» INSTRUCTIONS FOR THE TASK
Pick out every line in the data below that holds "墙抹灰后过一段时间".

********************

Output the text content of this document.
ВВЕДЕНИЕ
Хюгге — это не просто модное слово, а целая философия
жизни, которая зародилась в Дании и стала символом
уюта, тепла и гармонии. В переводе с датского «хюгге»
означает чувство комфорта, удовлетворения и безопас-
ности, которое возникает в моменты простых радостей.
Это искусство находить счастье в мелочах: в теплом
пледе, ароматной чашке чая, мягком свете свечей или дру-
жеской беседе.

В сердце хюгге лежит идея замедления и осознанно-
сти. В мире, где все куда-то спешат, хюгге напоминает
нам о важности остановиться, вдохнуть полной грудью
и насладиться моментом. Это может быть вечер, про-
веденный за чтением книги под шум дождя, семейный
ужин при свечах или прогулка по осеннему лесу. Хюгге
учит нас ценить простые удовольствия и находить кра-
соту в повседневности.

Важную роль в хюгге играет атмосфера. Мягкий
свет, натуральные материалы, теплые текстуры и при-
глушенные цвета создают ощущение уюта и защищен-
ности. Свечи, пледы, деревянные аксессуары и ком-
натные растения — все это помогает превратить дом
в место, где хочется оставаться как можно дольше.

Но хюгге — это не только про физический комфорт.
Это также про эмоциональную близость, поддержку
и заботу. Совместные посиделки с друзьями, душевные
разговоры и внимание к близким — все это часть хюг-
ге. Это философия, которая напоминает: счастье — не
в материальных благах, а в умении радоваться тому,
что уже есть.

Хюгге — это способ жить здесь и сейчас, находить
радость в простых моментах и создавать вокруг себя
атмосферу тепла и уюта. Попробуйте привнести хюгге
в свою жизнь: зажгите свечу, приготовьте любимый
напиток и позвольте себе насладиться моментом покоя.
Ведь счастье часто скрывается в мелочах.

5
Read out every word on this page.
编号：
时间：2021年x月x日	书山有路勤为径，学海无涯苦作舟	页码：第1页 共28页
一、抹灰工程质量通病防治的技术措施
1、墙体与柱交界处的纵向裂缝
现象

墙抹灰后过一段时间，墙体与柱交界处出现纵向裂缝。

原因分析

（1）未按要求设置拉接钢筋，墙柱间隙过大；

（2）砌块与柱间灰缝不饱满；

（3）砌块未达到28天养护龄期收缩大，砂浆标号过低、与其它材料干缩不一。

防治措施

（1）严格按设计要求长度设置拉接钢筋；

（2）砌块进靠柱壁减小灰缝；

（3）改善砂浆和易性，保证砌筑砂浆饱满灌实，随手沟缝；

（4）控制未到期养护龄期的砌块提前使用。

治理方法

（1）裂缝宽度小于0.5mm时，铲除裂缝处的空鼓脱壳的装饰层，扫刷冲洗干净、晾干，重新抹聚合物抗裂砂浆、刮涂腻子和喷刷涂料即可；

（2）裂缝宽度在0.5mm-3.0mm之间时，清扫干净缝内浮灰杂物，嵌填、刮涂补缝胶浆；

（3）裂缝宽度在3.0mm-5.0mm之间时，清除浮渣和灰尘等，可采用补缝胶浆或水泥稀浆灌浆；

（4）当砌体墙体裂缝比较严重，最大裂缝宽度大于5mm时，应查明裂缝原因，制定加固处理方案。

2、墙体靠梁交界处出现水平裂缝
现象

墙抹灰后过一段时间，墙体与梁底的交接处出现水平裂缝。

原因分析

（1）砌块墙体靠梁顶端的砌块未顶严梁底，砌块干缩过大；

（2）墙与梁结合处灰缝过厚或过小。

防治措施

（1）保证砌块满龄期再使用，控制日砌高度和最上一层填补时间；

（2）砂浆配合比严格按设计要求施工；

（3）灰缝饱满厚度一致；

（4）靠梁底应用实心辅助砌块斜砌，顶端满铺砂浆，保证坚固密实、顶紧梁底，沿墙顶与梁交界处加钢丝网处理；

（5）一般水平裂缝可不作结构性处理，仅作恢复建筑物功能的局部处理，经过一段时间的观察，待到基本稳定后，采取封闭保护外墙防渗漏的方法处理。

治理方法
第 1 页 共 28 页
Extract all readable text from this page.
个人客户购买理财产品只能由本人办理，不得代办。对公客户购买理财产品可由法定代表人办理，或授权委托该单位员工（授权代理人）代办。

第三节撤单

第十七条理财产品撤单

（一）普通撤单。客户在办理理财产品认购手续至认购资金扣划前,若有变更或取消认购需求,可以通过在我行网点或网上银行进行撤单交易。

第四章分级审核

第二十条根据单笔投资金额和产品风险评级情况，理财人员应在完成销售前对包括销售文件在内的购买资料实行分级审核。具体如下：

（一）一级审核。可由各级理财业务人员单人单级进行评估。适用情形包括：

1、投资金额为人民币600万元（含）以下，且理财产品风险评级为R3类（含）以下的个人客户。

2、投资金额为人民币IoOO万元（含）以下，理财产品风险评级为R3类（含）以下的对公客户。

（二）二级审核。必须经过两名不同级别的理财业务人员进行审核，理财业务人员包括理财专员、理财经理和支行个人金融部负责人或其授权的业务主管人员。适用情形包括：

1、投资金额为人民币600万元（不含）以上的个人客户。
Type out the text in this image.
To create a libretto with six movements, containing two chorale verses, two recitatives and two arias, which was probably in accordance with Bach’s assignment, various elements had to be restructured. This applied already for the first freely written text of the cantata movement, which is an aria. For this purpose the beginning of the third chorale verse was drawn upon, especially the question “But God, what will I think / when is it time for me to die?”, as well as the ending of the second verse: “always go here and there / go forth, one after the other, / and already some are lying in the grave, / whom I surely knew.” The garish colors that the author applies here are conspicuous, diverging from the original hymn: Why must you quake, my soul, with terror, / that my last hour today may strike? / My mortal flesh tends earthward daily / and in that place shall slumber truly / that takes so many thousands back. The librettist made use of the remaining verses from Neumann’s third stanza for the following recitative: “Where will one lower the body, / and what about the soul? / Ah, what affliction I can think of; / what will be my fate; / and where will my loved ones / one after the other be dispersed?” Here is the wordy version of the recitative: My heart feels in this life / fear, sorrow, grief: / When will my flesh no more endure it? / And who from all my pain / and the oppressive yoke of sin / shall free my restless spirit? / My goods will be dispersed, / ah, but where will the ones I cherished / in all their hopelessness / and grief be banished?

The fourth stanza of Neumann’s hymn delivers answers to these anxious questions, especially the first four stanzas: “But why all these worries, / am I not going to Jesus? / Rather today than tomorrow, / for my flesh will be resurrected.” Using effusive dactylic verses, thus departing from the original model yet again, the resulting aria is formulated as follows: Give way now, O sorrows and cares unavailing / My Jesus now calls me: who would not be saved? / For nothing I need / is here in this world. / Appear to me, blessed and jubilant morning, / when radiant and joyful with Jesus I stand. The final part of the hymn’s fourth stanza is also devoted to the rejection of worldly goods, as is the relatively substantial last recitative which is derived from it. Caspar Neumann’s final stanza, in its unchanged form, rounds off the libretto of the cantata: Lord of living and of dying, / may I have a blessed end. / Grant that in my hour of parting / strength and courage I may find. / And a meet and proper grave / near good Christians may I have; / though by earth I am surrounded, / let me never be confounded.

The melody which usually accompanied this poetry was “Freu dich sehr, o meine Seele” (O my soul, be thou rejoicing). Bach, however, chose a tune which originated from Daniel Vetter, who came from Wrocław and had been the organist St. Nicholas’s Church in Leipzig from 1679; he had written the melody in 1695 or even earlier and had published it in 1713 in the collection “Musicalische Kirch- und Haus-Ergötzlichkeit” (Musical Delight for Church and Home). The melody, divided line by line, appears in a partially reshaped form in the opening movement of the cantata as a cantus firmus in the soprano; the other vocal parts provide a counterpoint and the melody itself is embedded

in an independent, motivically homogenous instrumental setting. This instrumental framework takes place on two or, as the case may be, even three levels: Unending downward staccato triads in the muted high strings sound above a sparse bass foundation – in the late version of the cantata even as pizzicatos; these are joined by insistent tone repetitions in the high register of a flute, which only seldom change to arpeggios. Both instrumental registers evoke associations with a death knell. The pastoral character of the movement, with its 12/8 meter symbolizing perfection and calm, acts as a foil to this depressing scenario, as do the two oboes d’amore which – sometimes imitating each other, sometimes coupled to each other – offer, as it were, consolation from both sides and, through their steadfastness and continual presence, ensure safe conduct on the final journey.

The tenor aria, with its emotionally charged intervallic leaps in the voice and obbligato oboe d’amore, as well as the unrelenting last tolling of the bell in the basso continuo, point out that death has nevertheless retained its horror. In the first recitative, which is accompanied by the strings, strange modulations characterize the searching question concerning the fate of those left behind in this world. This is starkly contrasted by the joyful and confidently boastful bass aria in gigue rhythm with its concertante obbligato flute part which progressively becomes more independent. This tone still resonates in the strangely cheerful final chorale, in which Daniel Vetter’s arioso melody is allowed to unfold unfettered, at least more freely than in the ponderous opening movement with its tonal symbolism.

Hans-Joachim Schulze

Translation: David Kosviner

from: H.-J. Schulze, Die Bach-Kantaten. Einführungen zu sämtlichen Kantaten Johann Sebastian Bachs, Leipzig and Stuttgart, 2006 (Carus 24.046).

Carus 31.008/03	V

********************

» FINAL RESULT
墙抹灰后过一段时间，墙体与柱交界处出现纵向裂缝。
墙抹灰后过一段时间，墙体与梁底的交接处出现水平裂缝。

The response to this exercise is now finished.